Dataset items
■ ■ ■ ■
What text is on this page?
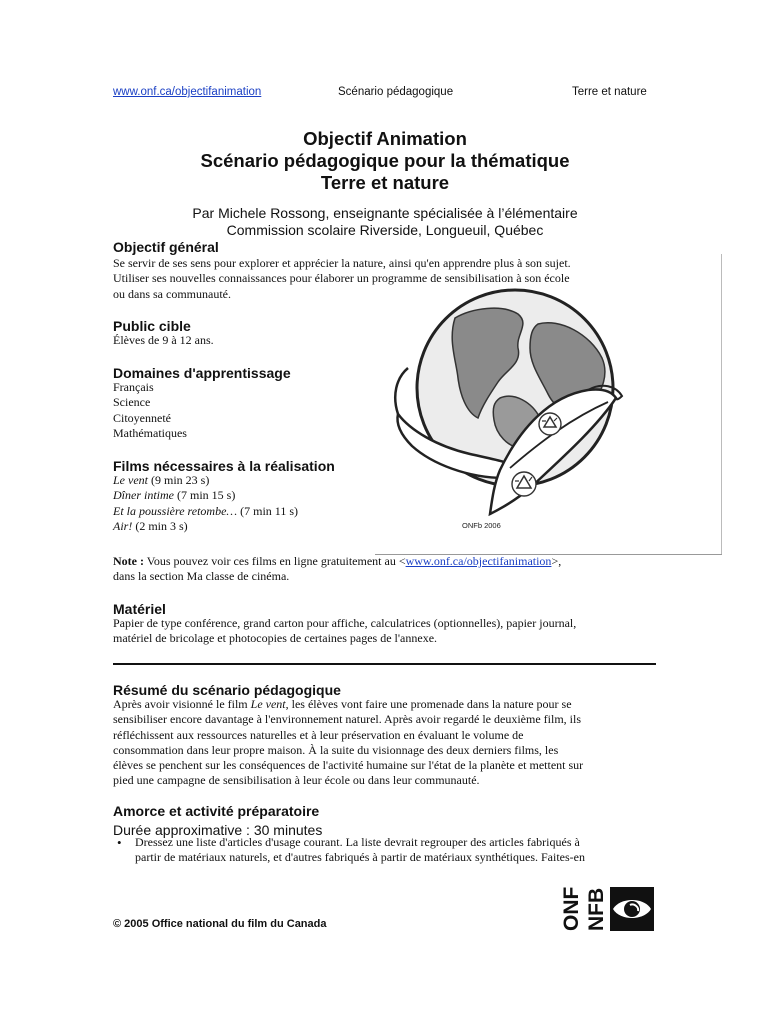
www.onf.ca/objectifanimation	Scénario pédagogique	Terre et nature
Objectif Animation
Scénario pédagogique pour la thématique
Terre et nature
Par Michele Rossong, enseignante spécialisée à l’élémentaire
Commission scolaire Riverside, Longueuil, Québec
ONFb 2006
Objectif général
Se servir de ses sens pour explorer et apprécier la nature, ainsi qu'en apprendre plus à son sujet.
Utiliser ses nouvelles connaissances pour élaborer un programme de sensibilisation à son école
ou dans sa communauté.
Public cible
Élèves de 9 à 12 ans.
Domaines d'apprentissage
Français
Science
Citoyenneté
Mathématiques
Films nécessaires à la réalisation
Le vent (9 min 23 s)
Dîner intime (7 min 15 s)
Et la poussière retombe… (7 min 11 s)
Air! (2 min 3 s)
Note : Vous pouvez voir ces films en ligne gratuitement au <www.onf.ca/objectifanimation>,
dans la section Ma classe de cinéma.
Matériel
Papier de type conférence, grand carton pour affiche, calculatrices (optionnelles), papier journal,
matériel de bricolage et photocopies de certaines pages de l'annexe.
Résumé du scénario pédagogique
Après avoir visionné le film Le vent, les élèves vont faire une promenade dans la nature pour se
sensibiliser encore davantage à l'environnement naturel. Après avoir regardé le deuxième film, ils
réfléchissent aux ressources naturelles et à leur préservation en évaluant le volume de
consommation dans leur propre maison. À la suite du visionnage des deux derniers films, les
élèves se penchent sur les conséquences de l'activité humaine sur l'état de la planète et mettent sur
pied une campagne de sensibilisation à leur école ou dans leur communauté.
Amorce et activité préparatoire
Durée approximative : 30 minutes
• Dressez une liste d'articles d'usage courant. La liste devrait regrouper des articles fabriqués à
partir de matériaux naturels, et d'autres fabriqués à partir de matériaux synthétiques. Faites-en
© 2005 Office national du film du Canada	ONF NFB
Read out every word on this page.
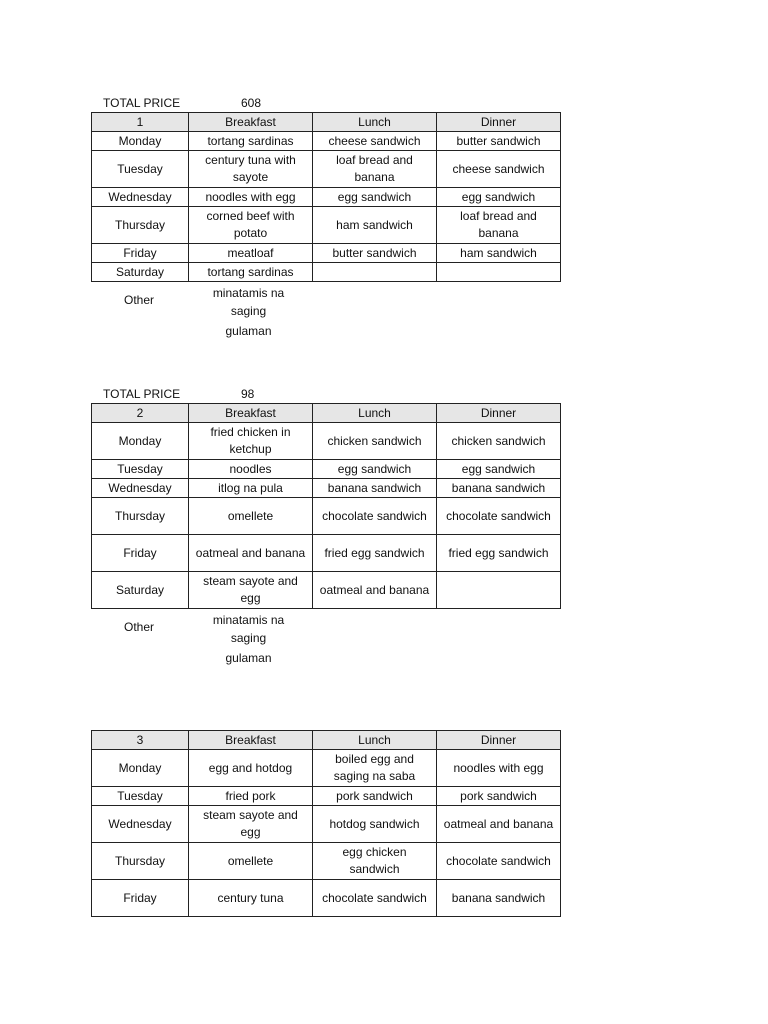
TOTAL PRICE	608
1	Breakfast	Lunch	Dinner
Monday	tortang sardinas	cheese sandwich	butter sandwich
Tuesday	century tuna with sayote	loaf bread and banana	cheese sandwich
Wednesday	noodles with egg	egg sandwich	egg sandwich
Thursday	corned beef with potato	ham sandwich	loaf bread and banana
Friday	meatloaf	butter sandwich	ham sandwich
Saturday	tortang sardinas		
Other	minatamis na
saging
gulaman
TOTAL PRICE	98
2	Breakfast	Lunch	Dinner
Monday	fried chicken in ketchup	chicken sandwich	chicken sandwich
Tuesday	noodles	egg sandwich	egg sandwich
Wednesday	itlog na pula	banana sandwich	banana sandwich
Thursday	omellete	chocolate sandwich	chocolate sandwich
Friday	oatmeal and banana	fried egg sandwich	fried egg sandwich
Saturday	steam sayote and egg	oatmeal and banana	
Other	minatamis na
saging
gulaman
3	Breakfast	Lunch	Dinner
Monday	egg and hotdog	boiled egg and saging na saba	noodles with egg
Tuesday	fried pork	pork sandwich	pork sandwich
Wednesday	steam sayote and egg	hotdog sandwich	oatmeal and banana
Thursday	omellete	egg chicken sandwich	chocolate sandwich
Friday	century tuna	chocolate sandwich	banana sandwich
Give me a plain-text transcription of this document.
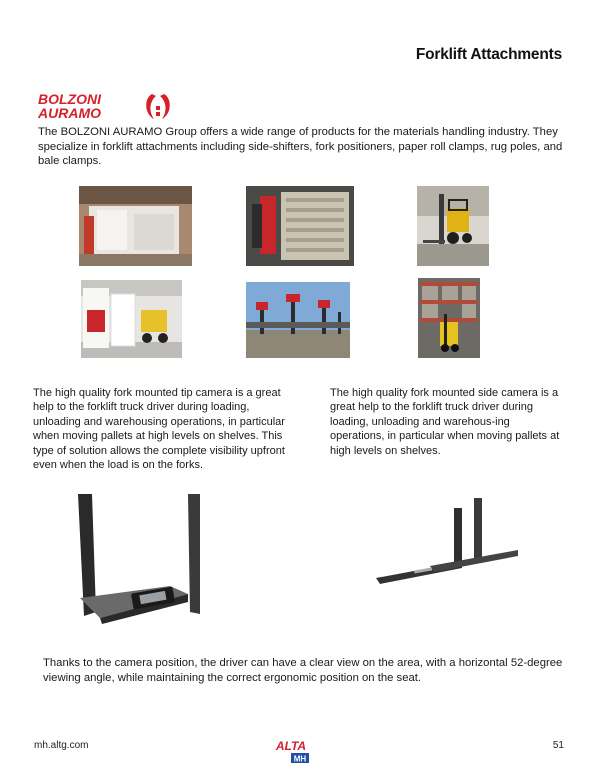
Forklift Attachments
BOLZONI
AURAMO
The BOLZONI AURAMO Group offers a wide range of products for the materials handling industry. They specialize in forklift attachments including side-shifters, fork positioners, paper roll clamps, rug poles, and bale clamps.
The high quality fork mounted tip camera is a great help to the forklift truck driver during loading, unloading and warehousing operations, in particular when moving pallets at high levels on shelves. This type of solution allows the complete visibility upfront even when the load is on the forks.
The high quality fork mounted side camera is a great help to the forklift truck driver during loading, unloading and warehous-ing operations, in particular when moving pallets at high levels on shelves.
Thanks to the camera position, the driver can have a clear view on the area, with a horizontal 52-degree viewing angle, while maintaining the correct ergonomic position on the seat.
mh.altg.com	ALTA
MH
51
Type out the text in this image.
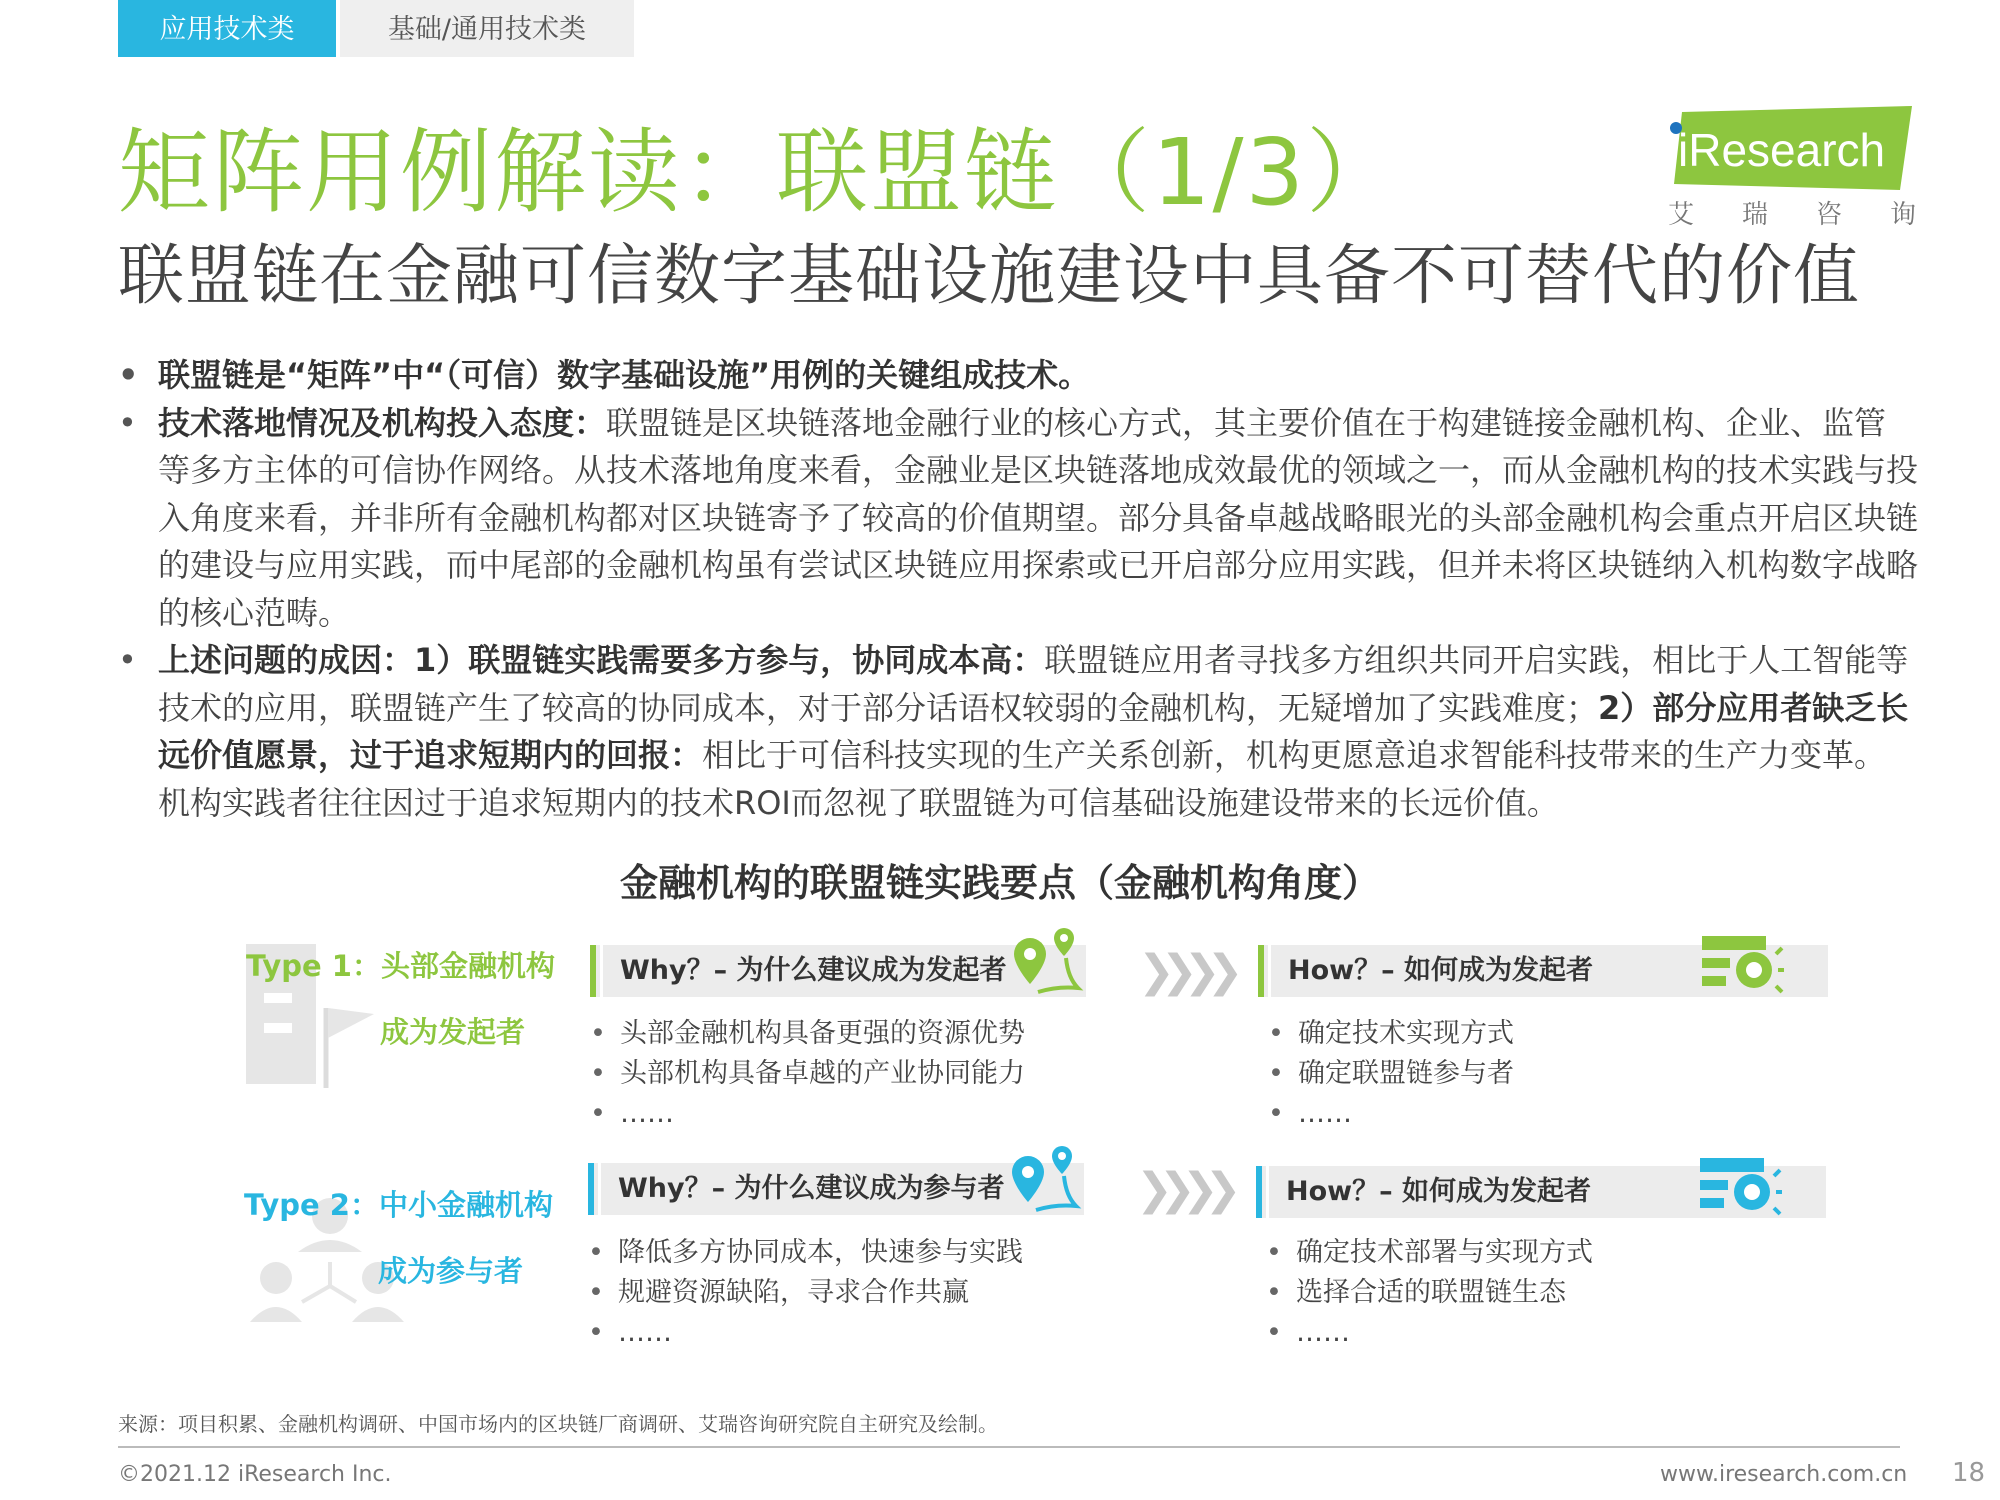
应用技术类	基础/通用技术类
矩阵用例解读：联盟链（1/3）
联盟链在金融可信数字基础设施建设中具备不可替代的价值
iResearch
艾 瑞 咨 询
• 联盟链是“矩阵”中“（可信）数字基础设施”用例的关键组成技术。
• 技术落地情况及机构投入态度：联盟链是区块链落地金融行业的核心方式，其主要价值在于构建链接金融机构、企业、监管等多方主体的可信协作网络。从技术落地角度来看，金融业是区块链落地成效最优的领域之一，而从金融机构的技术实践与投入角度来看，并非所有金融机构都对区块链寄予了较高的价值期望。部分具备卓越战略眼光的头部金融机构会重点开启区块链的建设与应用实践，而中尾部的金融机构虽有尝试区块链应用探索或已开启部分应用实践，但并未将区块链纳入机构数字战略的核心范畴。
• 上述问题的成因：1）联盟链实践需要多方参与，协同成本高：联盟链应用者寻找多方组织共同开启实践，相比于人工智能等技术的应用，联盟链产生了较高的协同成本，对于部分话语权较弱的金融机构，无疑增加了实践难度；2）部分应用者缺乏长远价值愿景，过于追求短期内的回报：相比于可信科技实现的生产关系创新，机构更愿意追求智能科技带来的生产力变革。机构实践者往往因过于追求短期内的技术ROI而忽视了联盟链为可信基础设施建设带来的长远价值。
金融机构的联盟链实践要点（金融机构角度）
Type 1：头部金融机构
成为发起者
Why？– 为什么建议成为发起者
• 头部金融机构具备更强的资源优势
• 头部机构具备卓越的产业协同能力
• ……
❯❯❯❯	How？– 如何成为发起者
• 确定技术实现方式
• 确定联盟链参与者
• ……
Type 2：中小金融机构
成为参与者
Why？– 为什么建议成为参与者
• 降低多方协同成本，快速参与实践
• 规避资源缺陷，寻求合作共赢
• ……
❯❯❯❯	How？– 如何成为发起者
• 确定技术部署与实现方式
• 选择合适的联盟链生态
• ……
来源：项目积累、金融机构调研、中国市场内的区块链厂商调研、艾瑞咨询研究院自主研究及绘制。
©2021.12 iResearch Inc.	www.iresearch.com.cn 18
■ ■ ■ ■
- [Your task]: Leave out the pictures and copy the rest of the material above exactly.

- [Result for this task]:
What text is on this page?
www.onf.ca/objectifanimation	Scénario pédagogique	Terre et nature
Objectif Animation
Scénario pédagogique pour la thématique
Terre et nature
Par Michele Rossong, enseignante spécialisée à l’élémentaire
Commission scolaire Riverside, Longueuil, Québec
ONFb 2006
Objectif général
Se servir de ses sens pour explorer et apprécier la nature, ainsi qu'en apprendre plus à son sujet.
Utiliser ses nouvelles connaissances pour élaborer un programme de sensibilisation à son école
ou dans sa communauté.
Public cible
Élèves de 9 à 12 ans.
Domaines d'apprentissage
Français
Science
Citoyenneté
Mathématiques
Films nécessaires à la réalisation
Le vent (9 min 23 s)
Dîner intime (7 min 15 s)
Et la poussière retombe… (7 min 11 s)
Air! (2 min 3 s)
Note : Vous pouvez voir ces films en ligne gratuitement au <www.onf.ca/objectifanimation>,
dans la section Ma classe de cinéma.
Matériel
Papier de type conférence, grand carton pour affiche, calculatrices (optionnelles), papier journal,
matériel de bricolage et photocopies de certaines pages de l'annexe.
Résumé du scénario pédagogique
Après avoir visionné le film Le vent, les élèves vont faire une promenade dans la nature pour se
sensibiliser encore davantage à l'environnement naturel. Après avoir regardé le deuxième film, ils
réfléchissent aux ressources naturelles et à leur préservation en évaluant le volume de
consommation dans leur propre maison. À la suite du visionnage des deux derniers films, les
élèves se penchent sur les conséquences de l'activité humaine sur l'état de la planète et mettent sur
pied une campagne de sensibilisation à leur école ou dans leur communauté.
Amorce et activité préparatoire
Durée approximative : 30 minutes
• Dressez une liste d'articles d'usage courant. La liste devrait regrouper des articles fabriqués à
partir de matériaux naturels, et d'autres fabriqués à partir de matériaux synthétiques. Faites-en
© 2005 Office national du film du Canada	ONF NFB
Read out every word on this page.
TOTAL PRICE	608
1	Breakfast	Lunch	Dinner
Monday	tortang sardinas	cheese sandwich	butter sandwich
Tuesday	century tuna with sayote	loaf bread and banana	cheese sandwich
Wednesday	noodles with egg	egg sandwich	egg sandwich
Thursday	corned beef with potato	ham sandwich	loaf bread and banana
Friday	meatloaf	butter sandwich	ham sandwich
Saturday	tortang sardinas		
Other	minatamis na
saging
gulaman
TOTAL PRICE	98
2	Breakfast	Lunch	Dinner
Monday	fried chicken in ketchup	chicken sandwich	chicken sandwich
Tuesday	noodles	egg sandwich	egg sandwich
Wednesday	itlog na pula	banana sandwich	banana sandwich
Thursday	omellete	chocolate sandwich	chocolate sandwich
Friday	oatmeal and banana	fried egg sandwich	fried egg sandwich
Saturday	steam sayote and egg	oatmeal and banana	
Other	minatamis na
saging
gulaman
3	Breakfast	Lunch	Dinner
Monday	egg and hotdog	boiled egg and saging na saba	noodles with egg
Tuesday	fried pork	pork sandwich	pork sandwich
Wednesday	steam sayote and egg	hotdog sandwich	oatmeal and banana
Thursday	omellete	egg chicken sandwich	chocolate sandwich
Friday	century tuna	chocolate sandwich	banana sandwich
Give me a plain-text transcription of this document.
Forklift Attachments
BOLZONI
AURAMO
The BOLZONI AURAMO Group offers a wide range of products for the materials handling industry. They specialize in forklift attachments including side-shifters, fork positioners, paper roll clamps, rug poles, and bale clamps.
The high quality fork mounted tip camera is a great help to the forklift truck driver during loading, unloading and warehousing operations, in particular when moving pallets at high levels on shelves. This type of solution allows the complete visibility upfront even when the load is on the forks.
The high quality fork mounted side camera is a great help to the forklift truck driver during loading, unloading and warehous-ing operations, in particular when moving pallets at high levels on shelves.
Thanks to the camera position, the driver can have a clear view on the area, with a horizontal 52-degree viewing angle, while maintaining the correct ergonomic position on the seat.
mh.altg.com	ALTA
MH
51
Type out the text in this image.
应用技术类	基础/通用技术类
矩阵用例解读：联盟链（1/3）
联盟链在金融可信数字基础设施建设中具备不可替代的价值
iResearch
艾 瑞 咨 询
• 联盟链是“矩阵”中“（可信）数字基础设施”用例的关键组成技术。
• 技术落地情况及机构投入态度：联盟链是区块链落地金融行业的核心方式，其主要价值在于构建链接金融机构、企业、监管等多方主体的可信协作网络。从技术落地角度来看，金融业是区块链落地成效最优的领域之一，而从金融机构的技术实践与投入角度来看，并非所有金融机构都对区块链寄予了较高的价值期望。部分具备卓越战略眼光的头部金融机构会重点开启区块链的建设与应用实践，而中尾部的金融机构虽有尝试区块链应用探索或已开启部分应用实践，但并未将区块链纳入机构数字战略的核心范畴。
• 上述问题的成因：1）联盟链实践需要多方参与，协同成本高：联盟链应用者寻找多方组织共同开启实践，相比于人工智能等技术的应用，联盟链产生了较高的协同成本，对于部分话语权较弱的金融机构，无疑增加了实践难度；2）部分应用者缺乏长远价值愿景，过于追求短期内的回报：相比于可信科技实现的生产关系创新，机构更愿意追求智能科技带来的生产力变革。机构实践者往往因过于追求短期内的技术ROI而忽视了联盟链为可信基础设施建设带来的长远价值。
金融机构的联盟链实践要点（金融机构角度）
Type 1：头部金融机构
成为发起者
Why？– 为什么建议成为发起者
• 头部金融机构具备更强的资源优势
• 头部机构具备卓越的产业协同能力
• ……
❯❯❯❯	How？– 如何成为发起者
• 确定技术实现方式
• 确定联盟链参与者
• ……
Type 2：中小金融机构
成为参与者
Why？– 为什么建议成为参与者
• 降低多方协同成本，快速参与实践
• 规避资源缺陷，寻求合作共赢
• ……
❯❯❯❯	How？– 如何成为发起者
• 确定技术部署与实现方式
• 选择合适的联盟链生态
• ……
来源：项目积累、金融机构调研、中国市场内的区块链厂商调研、艾瑞咨询研究院自主研究及绘制。
©2021.12 iResearch Inc.	www.iresearch.com.cn 18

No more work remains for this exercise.